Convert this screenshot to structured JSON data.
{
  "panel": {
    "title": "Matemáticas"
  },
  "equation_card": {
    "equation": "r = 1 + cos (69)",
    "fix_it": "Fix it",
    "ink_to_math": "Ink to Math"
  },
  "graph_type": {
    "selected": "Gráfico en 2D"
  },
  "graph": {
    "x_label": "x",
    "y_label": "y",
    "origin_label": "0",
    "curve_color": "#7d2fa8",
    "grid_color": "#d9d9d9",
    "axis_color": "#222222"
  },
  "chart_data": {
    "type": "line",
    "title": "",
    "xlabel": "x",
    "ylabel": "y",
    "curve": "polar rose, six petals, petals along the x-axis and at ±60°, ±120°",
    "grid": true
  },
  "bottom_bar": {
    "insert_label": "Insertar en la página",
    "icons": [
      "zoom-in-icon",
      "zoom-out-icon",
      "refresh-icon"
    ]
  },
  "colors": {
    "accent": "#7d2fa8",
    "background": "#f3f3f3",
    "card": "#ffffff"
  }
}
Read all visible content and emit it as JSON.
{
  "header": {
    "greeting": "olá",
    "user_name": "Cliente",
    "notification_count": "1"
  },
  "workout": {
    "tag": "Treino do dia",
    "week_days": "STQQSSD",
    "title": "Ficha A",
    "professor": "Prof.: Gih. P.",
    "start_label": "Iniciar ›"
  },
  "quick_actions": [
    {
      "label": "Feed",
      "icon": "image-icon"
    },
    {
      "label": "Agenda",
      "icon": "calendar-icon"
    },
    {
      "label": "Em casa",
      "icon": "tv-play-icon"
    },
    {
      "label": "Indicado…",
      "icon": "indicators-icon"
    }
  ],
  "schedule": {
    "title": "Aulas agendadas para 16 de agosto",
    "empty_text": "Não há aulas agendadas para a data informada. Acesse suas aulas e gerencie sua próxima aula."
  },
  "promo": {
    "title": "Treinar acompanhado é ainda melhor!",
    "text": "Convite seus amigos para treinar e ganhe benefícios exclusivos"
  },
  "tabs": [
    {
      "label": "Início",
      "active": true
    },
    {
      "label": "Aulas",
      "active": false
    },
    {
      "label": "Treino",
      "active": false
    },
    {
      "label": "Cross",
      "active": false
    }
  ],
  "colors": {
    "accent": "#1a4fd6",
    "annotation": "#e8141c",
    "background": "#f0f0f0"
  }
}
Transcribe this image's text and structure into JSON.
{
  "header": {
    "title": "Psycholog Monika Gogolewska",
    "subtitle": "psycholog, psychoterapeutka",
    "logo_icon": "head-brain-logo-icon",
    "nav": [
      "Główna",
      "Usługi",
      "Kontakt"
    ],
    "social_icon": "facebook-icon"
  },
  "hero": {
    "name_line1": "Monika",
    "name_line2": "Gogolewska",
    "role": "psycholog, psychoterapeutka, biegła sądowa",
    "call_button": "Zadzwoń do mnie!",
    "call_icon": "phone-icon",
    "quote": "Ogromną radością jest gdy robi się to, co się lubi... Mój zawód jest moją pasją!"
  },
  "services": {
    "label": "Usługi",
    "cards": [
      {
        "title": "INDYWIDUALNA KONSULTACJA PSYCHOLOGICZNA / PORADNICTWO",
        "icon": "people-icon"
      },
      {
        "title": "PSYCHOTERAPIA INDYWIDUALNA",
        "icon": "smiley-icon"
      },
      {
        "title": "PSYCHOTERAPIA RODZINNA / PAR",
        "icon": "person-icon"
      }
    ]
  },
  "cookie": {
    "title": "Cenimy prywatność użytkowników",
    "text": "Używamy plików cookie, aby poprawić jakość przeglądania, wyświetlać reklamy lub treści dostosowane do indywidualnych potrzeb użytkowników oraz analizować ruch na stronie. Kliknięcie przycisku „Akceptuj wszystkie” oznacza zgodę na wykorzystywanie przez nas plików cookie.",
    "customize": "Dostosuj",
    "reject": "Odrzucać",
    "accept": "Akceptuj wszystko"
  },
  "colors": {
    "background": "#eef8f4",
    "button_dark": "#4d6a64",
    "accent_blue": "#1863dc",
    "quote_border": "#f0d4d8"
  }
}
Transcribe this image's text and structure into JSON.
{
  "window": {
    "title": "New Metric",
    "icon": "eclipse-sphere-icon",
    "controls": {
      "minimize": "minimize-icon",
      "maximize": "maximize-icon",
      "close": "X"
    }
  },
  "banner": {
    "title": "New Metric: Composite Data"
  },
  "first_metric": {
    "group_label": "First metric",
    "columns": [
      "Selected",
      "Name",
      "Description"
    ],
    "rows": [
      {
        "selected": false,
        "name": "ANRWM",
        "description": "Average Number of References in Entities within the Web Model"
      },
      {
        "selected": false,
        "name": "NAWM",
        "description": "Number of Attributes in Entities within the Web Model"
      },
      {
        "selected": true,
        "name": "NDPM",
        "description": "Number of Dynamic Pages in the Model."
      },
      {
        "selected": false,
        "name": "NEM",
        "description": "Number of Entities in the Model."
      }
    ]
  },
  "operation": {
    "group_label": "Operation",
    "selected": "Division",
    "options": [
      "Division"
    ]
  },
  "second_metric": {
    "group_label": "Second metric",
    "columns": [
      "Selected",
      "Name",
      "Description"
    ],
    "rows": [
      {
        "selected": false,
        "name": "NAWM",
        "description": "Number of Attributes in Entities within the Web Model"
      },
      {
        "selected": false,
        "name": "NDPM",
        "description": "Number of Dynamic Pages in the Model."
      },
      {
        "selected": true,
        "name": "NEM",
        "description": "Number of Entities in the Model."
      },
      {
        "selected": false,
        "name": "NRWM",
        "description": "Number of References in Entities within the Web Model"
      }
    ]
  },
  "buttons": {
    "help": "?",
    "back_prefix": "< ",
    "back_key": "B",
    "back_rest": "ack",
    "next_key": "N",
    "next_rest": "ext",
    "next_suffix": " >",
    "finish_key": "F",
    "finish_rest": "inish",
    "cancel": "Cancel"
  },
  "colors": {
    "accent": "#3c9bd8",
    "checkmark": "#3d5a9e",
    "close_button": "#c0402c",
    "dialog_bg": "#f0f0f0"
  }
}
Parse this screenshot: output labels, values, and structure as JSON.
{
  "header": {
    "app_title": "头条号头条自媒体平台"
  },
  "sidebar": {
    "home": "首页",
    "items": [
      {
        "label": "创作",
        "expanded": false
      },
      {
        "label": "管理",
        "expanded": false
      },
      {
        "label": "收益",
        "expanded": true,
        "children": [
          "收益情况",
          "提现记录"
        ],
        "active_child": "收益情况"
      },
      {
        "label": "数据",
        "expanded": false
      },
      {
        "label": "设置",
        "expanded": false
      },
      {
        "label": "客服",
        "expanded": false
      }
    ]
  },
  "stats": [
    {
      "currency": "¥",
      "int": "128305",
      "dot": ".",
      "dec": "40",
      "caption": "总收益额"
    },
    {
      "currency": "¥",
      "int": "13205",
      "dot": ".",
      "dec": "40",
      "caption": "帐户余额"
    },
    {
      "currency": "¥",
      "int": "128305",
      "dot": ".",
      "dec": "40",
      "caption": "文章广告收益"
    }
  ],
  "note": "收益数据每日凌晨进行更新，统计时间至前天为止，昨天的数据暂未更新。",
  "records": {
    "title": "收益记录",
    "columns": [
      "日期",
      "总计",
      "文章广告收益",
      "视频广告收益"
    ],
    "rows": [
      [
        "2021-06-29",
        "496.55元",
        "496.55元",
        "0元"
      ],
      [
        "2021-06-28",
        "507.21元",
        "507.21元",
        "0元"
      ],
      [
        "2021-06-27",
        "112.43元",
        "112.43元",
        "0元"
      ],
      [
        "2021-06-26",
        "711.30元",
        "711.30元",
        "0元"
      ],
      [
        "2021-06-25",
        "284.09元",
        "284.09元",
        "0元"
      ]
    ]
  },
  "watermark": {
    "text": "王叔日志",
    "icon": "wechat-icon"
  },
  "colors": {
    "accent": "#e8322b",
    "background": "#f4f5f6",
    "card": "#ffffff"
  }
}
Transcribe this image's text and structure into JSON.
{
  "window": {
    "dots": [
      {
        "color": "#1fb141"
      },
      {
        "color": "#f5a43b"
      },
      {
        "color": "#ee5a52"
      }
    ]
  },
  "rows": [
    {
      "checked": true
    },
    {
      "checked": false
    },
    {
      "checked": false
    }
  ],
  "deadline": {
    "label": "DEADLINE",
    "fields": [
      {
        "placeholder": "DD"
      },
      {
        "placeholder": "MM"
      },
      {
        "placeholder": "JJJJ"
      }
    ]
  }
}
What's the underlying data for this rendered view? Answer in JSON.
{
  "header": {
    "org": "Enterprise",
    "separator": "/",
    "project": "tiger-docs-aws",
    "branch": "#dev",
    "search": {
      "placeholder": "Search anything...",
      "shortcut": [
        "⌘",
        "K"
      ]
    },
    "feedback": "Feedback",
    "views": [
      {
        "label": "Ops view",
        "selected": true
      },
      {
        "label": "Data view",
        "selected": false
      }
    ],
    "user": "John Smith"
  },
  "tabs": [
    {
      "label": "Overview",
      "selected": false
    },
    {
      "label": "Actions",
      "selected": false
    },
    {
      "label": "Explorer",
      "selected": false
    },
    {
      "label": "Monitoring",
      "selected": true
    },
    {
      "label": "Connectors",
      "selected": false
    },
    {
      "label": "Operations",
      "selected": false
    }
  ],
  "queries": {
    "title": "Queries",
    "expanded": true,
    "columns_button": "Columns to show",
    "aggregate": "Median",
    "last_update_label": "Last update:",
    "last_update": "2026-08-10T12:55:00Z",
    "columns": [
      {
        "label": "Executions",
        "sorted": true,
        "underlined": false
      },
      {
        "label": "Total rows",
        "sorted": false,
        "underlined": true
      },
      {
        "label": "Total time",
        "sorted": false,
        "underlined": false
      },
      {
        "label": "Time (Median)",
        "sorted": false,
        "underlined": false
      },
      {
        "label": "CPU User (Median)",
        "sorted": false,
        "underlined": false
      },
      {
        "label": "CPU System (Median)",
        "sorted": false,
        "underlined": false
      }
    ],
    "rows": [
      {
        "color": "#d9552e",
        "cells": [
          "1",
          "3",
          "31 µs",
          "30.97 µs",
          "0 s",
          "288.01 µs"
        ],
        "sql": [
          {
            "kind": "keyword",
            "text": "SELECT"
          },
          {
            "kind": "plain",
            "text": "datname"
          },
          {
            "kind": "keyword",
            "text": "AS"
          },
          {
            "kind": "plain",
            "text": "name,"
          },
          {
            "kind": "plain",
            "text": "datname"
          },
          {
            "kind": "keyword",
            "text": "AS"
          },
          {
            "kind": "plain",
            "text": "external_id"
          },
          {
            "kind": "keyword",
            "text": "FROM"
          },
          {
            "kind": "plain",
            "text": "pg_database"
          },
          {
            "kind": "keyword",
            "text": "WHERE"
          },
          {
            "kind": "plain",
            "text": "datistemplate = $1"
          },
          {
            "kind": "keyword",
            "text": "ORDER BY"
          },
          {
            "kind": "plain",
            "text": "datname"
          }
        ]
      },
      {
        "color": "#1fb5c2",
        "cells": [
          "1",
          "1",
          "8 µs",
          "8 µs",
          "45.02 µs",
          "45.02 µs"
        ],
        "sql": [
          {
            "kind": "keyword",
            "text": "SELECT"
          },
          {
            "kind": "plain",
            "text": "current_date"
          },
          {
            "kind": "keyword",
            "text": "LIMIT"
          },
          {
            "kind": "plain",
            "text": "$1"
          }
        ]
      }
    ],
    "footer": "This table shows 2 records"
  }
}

────────────────

Exercise directions:
Show every line where the string "References" appears.

Answer in full:
        "description": "Average Number of References in Entities within the Web Model"
        "description": "Number of References in Entities within the Web Model"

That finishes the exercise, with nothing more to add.